** BEGIN Dataset entries **
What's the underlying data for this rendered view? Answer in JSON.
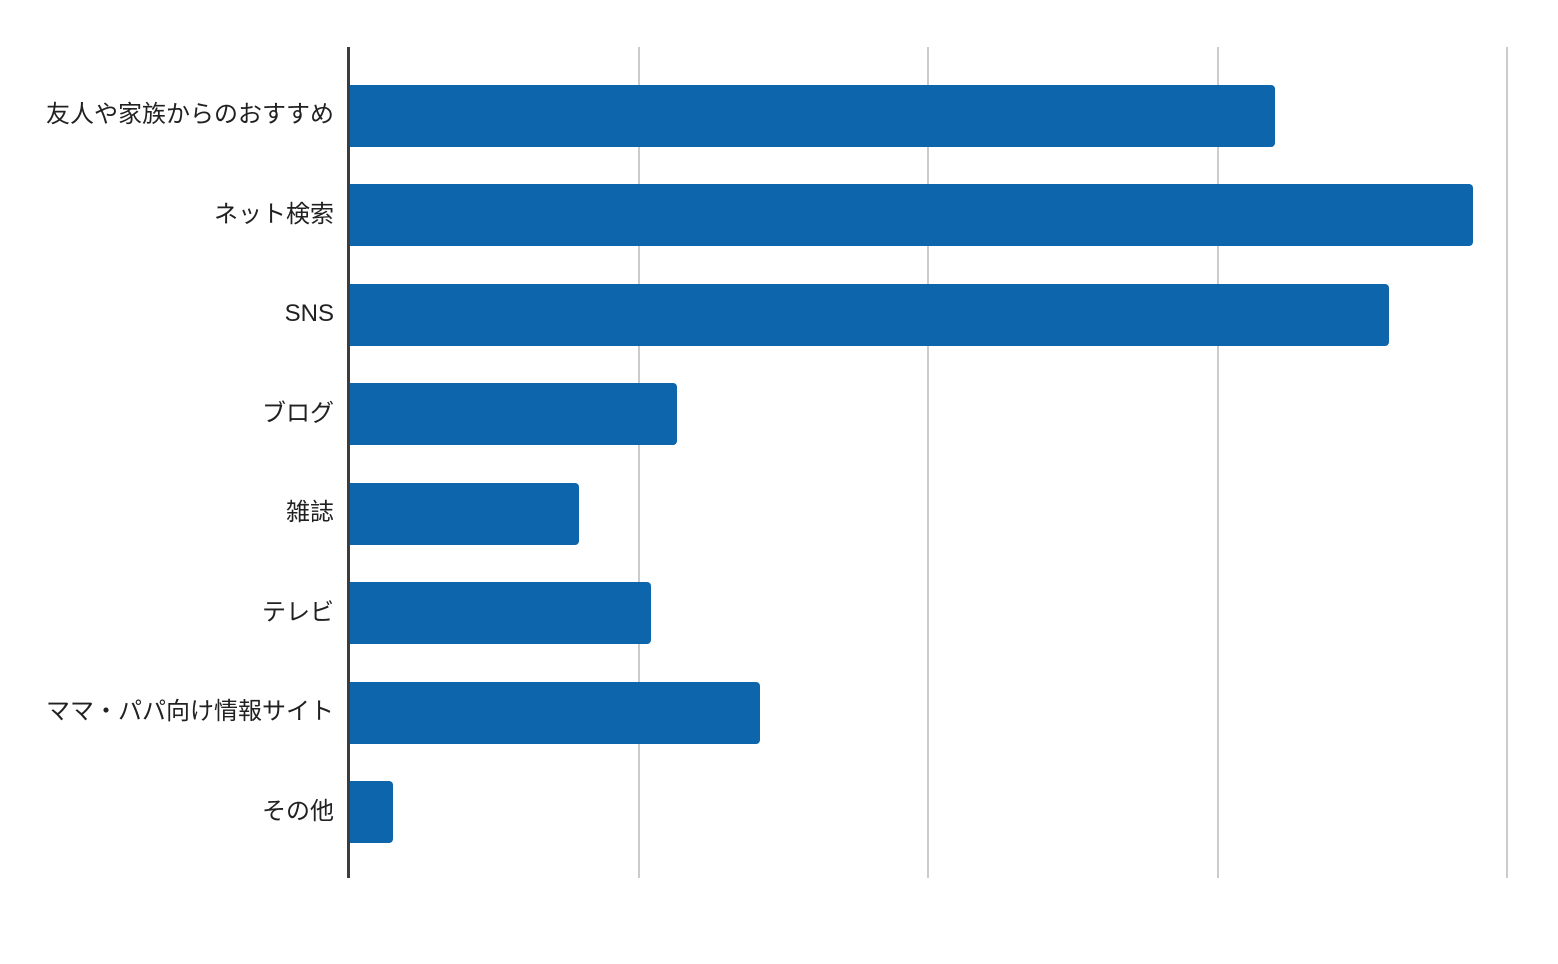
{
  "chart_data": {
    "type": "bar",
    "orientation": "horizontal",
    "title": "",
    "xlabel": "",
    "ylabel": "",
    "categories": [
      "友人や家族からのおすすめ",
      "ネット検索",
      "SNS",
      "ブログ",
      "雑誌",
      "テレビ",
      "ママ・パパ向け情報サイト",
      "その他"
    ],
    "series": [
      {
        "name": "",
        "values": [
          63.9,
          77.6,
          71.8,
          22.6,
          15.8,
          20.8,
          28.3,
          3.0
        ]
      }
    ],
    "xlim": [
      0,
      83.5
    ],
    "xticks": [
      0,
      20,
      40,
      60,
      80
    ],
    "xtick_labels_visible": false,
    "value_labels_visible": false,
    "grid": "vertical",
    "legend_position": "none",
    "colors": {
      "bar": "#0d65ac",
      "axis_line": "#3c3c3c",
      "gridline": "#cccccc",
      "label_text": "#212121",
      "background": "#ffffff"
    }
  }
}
** END Dataset entries **
= Exercise aim =
Which lines above contain "false"? Show each of them.

= Output below =
    "xtick_labels_visible": false,
    "value_labels_visible": false,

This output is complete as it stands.